WORK INSTRUCTIONS:
Copy the material that follows word for word and omit its pictures.

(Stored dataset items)
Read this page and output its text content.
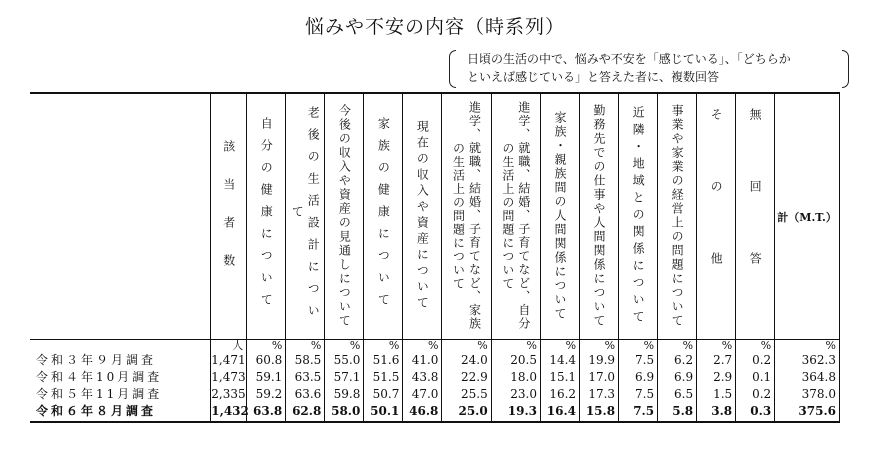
悩みや不安の内容（時系列）
日頃の生活の中で、悩みや不安を「感じている」、「どちらか
といえば感じている」と答えた者に、複数回答

	該当者数	自分の健康について	老後の生活設計について	今後の収入や資産の見通しについて	家族の健康について	現在の収入や資産について	進学、就職、結婚、子育てなど、家族
の生活上の問題について	進学、就職、結婚、子育てなど、自分
の生活上の問題について	家族・親族間の人間関係について	勤務先での仕事や人間関係について	近隣・地域との関係について	事業や家業の経営上の問題について	その他	無回答	計（M.T.）

	人	%	%	%	%	%	%	%	%	%	%	%	%	%	%
令和３年９月調査	1,471	60.8	58.5	55.0	51.6	41.0	24.0	20.5	14.4	19.9	7.5	6.2	2.7	0.2	362.3
令和４年10月調査	1,473	59.1	63.5	57.1	51.5	43.8	22.9	18.0	15.1	17.0	6.9	6.9	2.9	0.1	364.8
令和５年11月調査	2,335	59.2	63.6	59.8	50.7	47.0	25.5	23.0	16.2	17.3	7.5	6.5	1.5	0.2	378.0
令和６年８月調査	1,432	63.8	62.8	58.0	50.1	46.8	25.0	19.3	16.4	15.8	7.5	5.8	3.8	0.3	375.6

THE REPLY:
Read this page and output its text content.
悩みや不安の内容（時系列）
日頃の生活の中で、悩みや不安を「感じている」、「どちらか
といえば感じている」と答えた者に、複数回答

	該当者数	自分の健康について	老後の生活設計について	今後の収入や資産の見通しについて	家族の健康について	現在の収入や資産について	進学、就職、結婚、子育てなど、家族
の生活上の問題について	進学、就職、結婚、子育てなど、自分
の生活上の問題について	家族・親族間の人間関係について	勤務先での仕事や人間関係について	近隣・地域との関係について	事業や家業の経営上の問題について	その他	無回答	計（M.T.）

	人	%	%	%	%	%	%	%	%	%	%	%	%	%	%
令和３年９月調査	1,471	60.8	58.5	55.0	51.6	41.0	24.0	20.5	14.4	19.9	7.5	6.2	2.7	0.2	362.3
令和４年10月調査	1,473	59.1	63.5	57.1	51.5	43.8	22.9	18.0	15.1	17.0	6.9	6.9	2.9	0.1	364.8
令和５年11月調査	2,335	59.2	63.6	59.8	50.7	47.0	25.5	23.0	16.2	17.3	7.5	6.5	1.5	0.2	378.0
令和６年８月調査	1,432	63.8	62.8	58.0	50.1	46.8	25.0	19.3	16.4	15.8	7.5	5.8	3.8	0.3	375.6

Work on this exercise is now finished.